## [Text to read]

--*--

I have this plastic which I think is made of ABS plastic.

I need to drill a rectangular hole and and some circular holes in the container. As such, what method (milling machining/drill etc etc) should I use to achieve my goal without damaging(cracking etc) the container?

I have uploaded a pic of the container.. thanks


In addition to the other excellent suggestions:

I've never (knowingly) drilled ABS, but I've worked with polycarbonate (Lexan) and acrylic (Plexiglass), both of which can crack very easily when drilling or cutting.

Both come with a peel-off plastic film on both sides of the sheet. Leaving that on while cutting/drilling helps tremendously. In the same vein, if you have cracking issues with the ABS, perhaps cover both sides with blue painter's tape before drilling.

Thanks everyone for the replies.

I have managed to cut the hole out using milling. Fingers were crossed during the process and thank god the container did not melt or crack..

I've had good luck with normal drill bits. Start with a small bit, go slow (both bit speed and how hard you push), and clamp it down. If the plastic melts to the bit, it can whip around. For the rectangular hole, drill out several smaller holes in a row and then file/dremmel it to a rectangular shape.

Find some broken toy of similar plastic to experiment with first, but I don't think you are goin to have a proble.

Ooh, and if you can take off the case, fit a wood block in it to support the plastic during drilling. For cases with complex interior support, I've also flipped it over and drilled from the inside while its resting on sacrificial wood.

--*--

## [List of tasks]
A: In the thread about drilling ABS plastic, which two plastics has the replier worked with that crack easily when drilled or cut?
B: Return the part of the thread about drilling ABS plastic from "Thanks everyone for" to "a rectangular shape.", copied word for word.

## [Listed records]
--*--

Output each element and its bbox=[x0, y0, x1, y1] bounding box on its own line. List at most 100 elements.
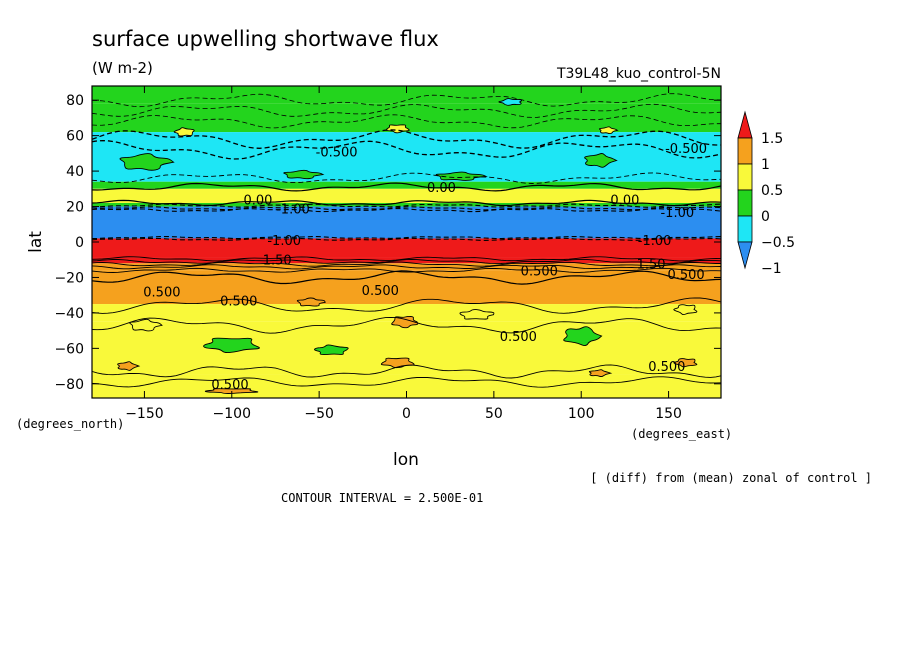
contour-line-pos bbox=[92, 297, 721, 314]
contour-line-zero bbox=[92, 182, 721, 192]
y-tick-label: 60 bbox=[66, 129, 84, 145]
contour-line-pos bbox=[92, 376, 721, 388]
field-band bbox=[92, 86, 721, 104]
colorbar-label: 1.5 bbox=[761, 131, 783, 147]
colorbar-label: 0.5 bbox=[761, 183, 783, 199]
contour-line-pos bbox=[92, 264, 721, 270]
cyan-patch bbox=[314, 344, 349, 356]
yellow-patch bbox=[588, 369, 613, 378]
orange-patch bbox=[391, 316, 419, 329]
y-ticks: 80 60 40 20 0 −20 −40 −60 −80 bbox=[54, 93, 721, 393]
x-ticks: −150 −100 −50 0 50 100 150 bbox=[125, 86, 682, 422]
y-tick-label: −40 bbox=[54, 306, 84, 322]
contour-label: 0.500 bbox=[648, 360, 685, 375]
field-band bbox=[92, 304, 721, 322]
contour-line-pos bbox=[92, 267, 721, 273]
field-band bbox=[92, 203, 721, 207]
colorbar-swatch bbox=[737, 137, 753, 165]
cyan-patch bbox=[203, 337, 260, 354]
contour-label: 0.500 bbox=[220, 295, 257, 310]
colorbar-label: −1 bbox=[761, 261, 782, 277]
contour-label: 0.00 bbox=[244, 193, 273, 208]
blue-patch bbox=[498, 98, 523, 106]
y-tick-label: 20 bbox=[66, 200, 84, 216]
contour-lines bbox=[92, 93, 721, 388]
contour-line-neg bbox=[92, 103, 721, 118]
contour-line-neg bbox=[92, 129, 721, 149]
contour-label: 1.50 bbox=[637, 257, 666, 272]
green-patch bbox=[129, 318, 163, 332]
contour-label: -0.500 bbox=[316, 146, 358, 161]
y-tick-label: 0 bbox=[75, 235, 84, 251]
x-tick-label: 150 bbox=[655, 406, 682, 422]
contour-label: 0.00 bbox=[610, 193, 639, 208]
contour-interval: CONTOUR INTERVAL = 2.500E-01 bbox=[281, 491, 483, 505]
green-patch bbox=[173, 127, 195, 137]
contour-line-neg bbox=[92, 114, 721, 129]
green-patch bbox=[673, 304, 698, 316]
y-tick-label: −80 bbox=[54, 377, 84, 393]
colorbar-swatch bbox=[737, 163, 753, 191]
contour-line-pos bbox=[92, 316, 721, 334]
contour-label: 1.50 bbox=[263, 254, 292, 269]
colorbar-swatch bbox=[737, 215, 753, 243]
contour-line-neg bbox=[92, 207, 721, 213]
contour-line-zero bbox=[92, 199, 721, 207]
cyan-patch bbox=[283, 169, 325, 180]
cyan-patch bbox=[435, 171, 488, 181]
x-tick-label: 0 bbox=[402, 406, 411, 422]
x-tick-label: −150 bbox=[125, 406, 163, 422]
x-tick-label: −100 bbox=[213, 406, 251, 422]
contour-line-pos bbox=[92, 258, 721, 265]
y-axis-label: lat bbox=[26, 231, 46, 253]
contour-line-neg bbox=[92, 139, 721, 160]
field-bands bbox=[92, 86, 721, 398]
colorbar-swatch bbox=[737, 189, 753, 217]
colorbar-arrow-top bbox=[737, 110, 753, 139]
contour-line-neg bbox=[92, 172, 721, 184]
run-label: T39L48_kuo_control-5N bbox=[556, 66, 721, 82]
field-band bbox=[92, 188, 721, 203]
field-band bbox=[92, 238, 721, 258]
green-patch bbox=[459, 309, 495, 320]
contour-label: -1.00 bbox=[660, 206, 694, 221]
contour-line-neg bbox=[92, 237, 721, 241]
contour-line-neg bbox=[92, 235, 721, 240]
contour-label: 0.500 bbox=[143, 286, 180, 301]
colorbar-label: −0.5 bbox=[761, 235, 795, 251]
diff-note: [ (diff) from (mean) zonal of control ] bbox=[590, 471, 872, 485]
y-tick-label: 80 bbox=[66, 93, 84, 109]
contour-line-pos bbox=[92, 270, 721, 285]
green-patch bbox=[598, 126, 619, 135]
orange-patch bbox=[296, 297, 326, 307]
field-band bbox=[92, 132, 721, 182]
colorbar-label: 1 bbox=[761, 157, 770, 173]
field-band bbox=[92, 270, 721, 305]
contour-label: 0.500 bbox=[521, 264, 558, 279]
contour-line-pos bbox=[92, 256, 721, 262]
yellow-patch bbox=[117, 361, 141, 371]
contour-label: -1.00 bbox=[267, 234, 301, 249]
contour-line-neg bbox=[92, 93, 721, 108]
field-band bbox=[92, 181, 721, 189]
field-band bbox=[92, 257, 721, 264]
x-tick-label: −50 bbox=[304, 406, 334, 422]
contour-label: 0.500 bbox=[667, 268, 704, 283]
yellow-patch bbox=[673, 358, 698, 368]
cyan-patch bbox=[119, 153, 175, 171]
contour-label: 0.500 bbox=[362, 284, 399, 299]
field-features bbox=[117, 98, 698, 394]
contour-line-pos bbox=[92, 261, 721, 267]
x-axis-label: lon bbox=[393, 450, 419, 470]
cyan-patch bbox=[563, 326, 603, 347]
field-band bbox=[92, 206, 721, 239]
contour-label: -1.00 bbox=[276, 202, 310, 217]
chart-title: surface upwelling shortwave flux bbox=[92, 27, 439, 51]
contour-line-pos bbox=[92, 364, 721, 379]
y-units-label: (degrees_north) bbox=[16, 417, 124, 431]
x-units-label: (degrees_east) bbox=[631, 427, 732, 441]
units-label: (W m-2) bbox=[92, 59, 153, 77]
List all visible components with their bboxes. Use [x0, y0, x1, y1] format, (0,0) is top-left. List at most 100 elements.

--*--

## [Solution list]
A: Polycarbonate (Lexan) and acrylic (Plexiglass).

B:
Thanks everyone for the replies.

I have managed to cut the hole out using milling. Fingers were crossed during the process and thank god the container did not melt or crack..

I've had good luck with normal drill bits. Start with a small bit, go slow (both bit speed and how hard you push), and clamp it down. If the plastic melts to the bit, it can whip around. For the rectangular hole, drill out several smaller holes in a row and then file/dremmel it to a rectangular shape.